**TASK BRIEF:** The entries need to be copied exactly.

— Start DATASET ROWS —

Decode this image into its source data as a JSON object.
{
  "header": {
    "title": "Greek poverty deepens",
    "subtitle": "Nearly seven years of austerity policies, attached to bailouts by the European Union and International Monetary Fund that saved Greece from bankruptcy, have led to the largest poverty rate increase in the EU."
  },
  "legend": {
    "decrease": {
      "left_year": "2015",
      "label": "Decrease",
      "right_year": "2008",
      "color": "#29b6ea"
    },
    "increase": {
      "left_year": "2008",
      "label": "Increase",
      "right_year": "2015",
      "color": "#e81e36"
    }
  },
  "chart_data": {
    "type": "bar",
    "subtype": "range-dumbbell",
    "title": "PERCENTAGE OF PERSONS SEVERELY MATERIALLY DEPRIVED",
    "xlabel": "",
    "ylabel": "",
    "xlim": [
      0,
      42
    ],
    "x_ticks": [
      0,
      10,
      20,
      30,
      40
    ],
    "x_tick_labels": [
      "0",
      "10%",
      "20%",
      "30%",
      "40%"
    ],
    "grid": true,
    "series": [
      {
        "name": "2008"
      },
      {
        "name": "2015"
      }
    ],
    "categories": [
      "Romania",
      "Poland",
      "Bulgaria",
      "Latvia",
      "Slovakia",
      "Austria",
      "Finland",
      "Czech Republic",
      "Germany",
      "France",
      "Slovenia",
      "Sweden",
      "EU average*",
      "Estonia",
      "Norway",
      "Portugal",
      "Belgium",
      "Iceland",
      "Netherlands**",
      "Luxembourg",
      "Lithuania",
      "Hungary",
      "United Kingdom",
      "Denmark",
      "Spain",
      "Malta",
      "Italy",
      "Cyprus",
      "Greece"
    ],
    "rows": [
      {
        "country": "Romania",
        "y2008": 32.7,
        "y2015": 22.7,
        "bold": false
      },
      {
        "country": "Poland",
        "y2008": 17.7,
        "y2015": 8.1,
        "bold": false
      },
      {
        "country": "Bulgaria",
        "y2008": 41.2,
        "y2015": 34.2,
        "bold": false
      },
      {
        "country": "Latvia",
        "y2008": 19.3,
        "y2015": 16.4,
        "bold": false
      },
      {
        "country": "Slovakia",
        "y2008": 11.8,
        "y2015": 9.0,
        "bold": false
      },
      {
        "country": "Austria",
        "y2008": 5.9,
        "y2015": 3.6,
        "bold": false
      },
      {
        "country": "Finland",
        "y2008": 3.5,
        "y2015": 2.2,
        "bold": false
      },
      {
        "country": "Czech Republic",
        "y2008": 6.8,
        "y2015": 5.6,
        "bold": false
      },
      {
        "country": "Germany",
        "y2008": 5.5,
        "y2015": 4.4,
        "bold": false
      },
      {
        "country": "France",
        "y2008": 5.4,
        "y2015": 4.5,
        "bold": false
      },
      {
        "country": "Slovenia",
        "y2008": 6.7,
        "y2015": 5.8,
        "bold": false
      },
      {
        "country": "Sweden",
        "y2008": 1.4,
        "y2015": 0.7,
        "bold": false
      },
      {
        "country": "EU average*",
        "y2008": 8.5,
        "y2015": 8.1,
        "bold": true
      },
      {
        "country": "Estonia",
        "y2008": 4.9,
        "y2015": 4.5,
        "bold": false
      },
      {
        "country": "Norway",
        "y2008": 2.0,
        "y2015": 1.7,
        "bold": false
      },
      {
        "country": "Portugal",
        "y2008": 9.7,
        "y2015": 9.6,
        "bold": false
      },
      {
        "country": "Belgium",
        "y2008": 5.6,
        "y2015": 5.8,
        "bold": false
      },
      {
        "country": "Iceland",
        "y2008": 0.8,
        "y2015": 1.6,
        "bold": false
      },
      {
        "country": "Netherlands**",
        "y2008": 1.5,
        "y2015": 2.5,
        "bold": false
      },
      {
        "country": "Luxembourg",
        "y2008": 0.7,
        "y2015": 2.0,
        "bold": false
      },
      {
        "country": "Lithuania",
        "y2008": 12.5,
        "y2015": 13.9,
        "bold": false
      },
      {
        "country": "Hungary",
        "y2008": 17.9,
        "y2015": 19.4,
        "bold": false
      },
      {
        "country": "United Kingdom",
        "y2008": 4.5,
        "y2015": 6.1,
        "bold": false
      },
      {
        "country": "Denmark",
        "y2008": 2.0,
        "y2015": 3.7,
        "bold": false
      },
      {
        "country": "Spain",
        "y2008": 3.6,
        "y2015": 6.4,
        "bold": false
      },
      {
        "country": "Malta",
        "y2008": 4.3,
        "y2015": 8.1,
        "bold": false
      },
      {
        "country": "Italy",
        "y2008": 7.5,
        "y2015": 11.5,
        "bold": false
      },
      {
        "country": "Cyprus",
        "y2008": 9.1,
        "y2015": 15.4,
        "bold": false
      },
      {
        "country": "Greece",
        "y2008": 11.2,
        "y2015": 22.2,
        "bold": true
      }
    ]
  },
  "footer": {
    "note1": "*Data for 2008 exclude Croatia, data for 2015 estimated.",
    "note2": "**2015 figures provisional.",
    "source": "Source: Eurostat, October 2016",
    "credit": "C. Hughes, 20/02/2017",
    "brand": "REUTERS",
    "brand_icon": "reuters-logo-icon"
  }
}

— End DATASET ROWS —

**TASK OUTPUT:**
Decode this image into its source data as a JSON object.
{
  "header": {
    "title": "Greek poverty deepens",
    "subtitle": "Nearly seven years of austerity policies, attached to bailouts by the European Union and International Monetary Fund that saved Greece from bankruptcy, have led to the largest poverty rate increase in the EU."
  },
  "legend": {
    "decrease": {
      "left_year": "2015",
      "label": "Decrease",
      "right_year": "2008",
      "color": "#29b6ea"
    },
    "increase": {
      "left_year": "2008",
      "label": "Increase",
      "right_year": "2015",
      "color": "#e81e36"
    }
  },
  "chart_data": {
    "type": "bar",
    "subtype": "range-dumbbell",
    "title": "PERCENTAGE OF PERSONS SEVERELY MATERIALLY DEPRIVED",
    "xlabel": "",
    "ylabel": "",
    "xlim": [
      0,
      42
    ],
    "x_ticks": [
      0,
      10,
      20,
      30,
      40
    ],
    "x_tick_labels": [
      "0",
      "10%",
      "20%",
      "30%",
      "40%"
    ],
    "grid": true,
    "series": [
      {
        "name": "2008"
      },
      {
        "name": "2015"
      }
    ],
    "categories": [
      "Romania",
      "Poland",
      "Bulgaria",
      "Latvia",
      "Slovakia",
      "Austria",
      "Finland",
      "Czech Republic",
      "Germany",
      "France",
      "Slovenia",
      "Sweden",
      "EU average*",
      "Estonia",
      "Norway",
      "Portugal",
      "Belgium",
      "Iceland",
      "Netherlands**",
      "Luxembourg",
      "Lithuania",
      "Hungary",
      "United Kingdom",
      "Denmark",
      "Spain",
      "Malta",
      "Italy",
      "Cyprus",
      "Greece"
    ],
    "rows": [
      {
        "country": "Romania",
        "y2008": 32.7,
        "y2015": 22.7,
        "bold": false
      },
      {
        "country": "Poland",
        "y2008": 17.7,
        "y2015": 8.1,
        "bold": false
      },
      {
        "country": "Bulgaria",
        "y2008": 41.2,
        "y2015": 34.2,
        "bold": false
      },
      {
        "country": "Latvia",
        "y2008": 19.3,
        "y2015": 16.4,
        "bold": false
      },
      {
        "country": "Slovakia",
        "y2008": 11.8,
        "y2015": 9.0,
        "bold": false
      },
      {
        "country": "Austria",
        "y2008": 5.9,
        "y2015": 3.6,
        "bold": false
      },
      {
        "country": "Finland",
        "y2008": 3.5,
        "y2015": 2.2,
        "bold": false
      },
      {
        "country": "Czech Republic",
        "y2008": 6.8,
        "y2015": 5.6,
        "bold": false
      },
      {
        "country": "Germany",
        "y2008": 5.5,
        "y2015": 4.4,
        "bold": false
      },
      {
        "country": "France",
        "y2008": 5.4,
        "y2015": 4.5,
        "bold": false
      },
      {
        "country": "Slovenia",
        "y2008": 6.7,
        "y2015": 5.8,
        "bold": false
      },
      {
        "country": "Sweden",
        "y2008": 1.4,
        "y2015": 0.7,
        "bold": false
      },
      {
        "country": "EU average*",
        "y2008": 8.5,
        "y2015": 8.1,
        "bold": true
      },
      {
        "country": "Estonia",
        "y2008": 4.9,
        "y2015": 4.5,
        "bold": false
      },
      {
        "country": "Norway",
        "y2008": 2.0,
        "y2015": 1.7,
        "bold": false
      },
      {
        "country": "Portugal",
        "y2008": 9.7,
        "y2015": 9.6,
        "bold": false
      },
      {
        "country": "Belgium",
        "y2008": 5.6,
        "y2015": 5.8,
        "bold": false
      },
      {
        "country": "Iceland",
        "y2008": 0.8,
        "y2015": 1.6,
        "bold": false
      },
      {
        "country": "Netherlands**",
        "y2008": 1.5,
        "y2015": 2.5,
        "bold": false
      },
      {
        "country": "Luxembourg",
        "y2008": 0.7,
        "y2015": 2.0,
        "bold": false
      },
      {
        "country": "Lithuania",
        "y2008": 12.5,
        "y2015": 13.9,
        "bold": false
      },
      {
        "country": "Hungary",
        "y2008": 17.9,
        "y2015": 19.4,
        "bold": false
      },
      {
        "country": "United Kingdom",
        "y2008": 4.5,
        "y2015": 6.1,
        "bold": false
      },
      {
        "country": "Denmark",
        "y2008": 2.0,
        "y2015": 3.7,
        "bold": false
      },
      {
        "country": "Spain",
        "y2008": 3.6,
        "y2015": 6.4,
        "bold": false
      },
      {
        "country": "Malta",
        "y2008": 4.3,
        "y2015": 8.1,
        "bold": false
      },
      {
        "country": "Italy",
        "y2008": 7.5,
        "y2015": 11.5,
        "bold": false
      },
      {
        "country": "Cyprus",
        "y2008": 9.1,
        "y2015": 15.4,
        "bold": false
      },
      {
        "country": "Greece",
        "y2008": 11.2,
        "y2015": 22.2,
        "bold": true
      }
    ]
  },
  "footer": {
    "note1": "*Data for 2008 exclude Croatia, data for 2015 estimated.",
    "note2": "**2015 figures provisional.",
    "source": "Source: Eurostat, October 2016",
    "credit": "C. Hughes, 20/02/2017",
    "brand": "REUTERS",
    "brand_icon": "reuters-logo-icon"
  }
}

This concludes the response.